:: Prompt ::
Below is a set of records. Repeat all of them exactly.

:: Recorded information ::
(begin)

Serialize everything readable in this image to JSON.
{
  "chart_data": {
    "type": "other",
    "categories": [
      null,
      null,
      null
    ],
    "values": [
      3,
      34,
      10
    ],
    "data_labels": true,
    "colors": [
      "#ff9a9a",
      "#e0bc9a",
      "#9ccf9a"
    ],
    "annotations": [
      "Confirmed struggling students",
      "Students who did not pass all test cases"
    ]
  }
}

(end)

:: Task result ::
Serialize everything readable in this image to JSON.
{
  "chart_data": {
    "type": "other",
    "categories": [
      null,
      null,
      null
    ],
    "values": [
      3,
      34,
      10
    ],
    "data_labels": true,
    "colors": [
      "#ff9a9a",
      "#e0bc9a",
      "#9ccf9a"
    ],
    "annotations": [
      "Confirmed struggling students",
      "Students who did not pass all test cases"
    ]
  }
}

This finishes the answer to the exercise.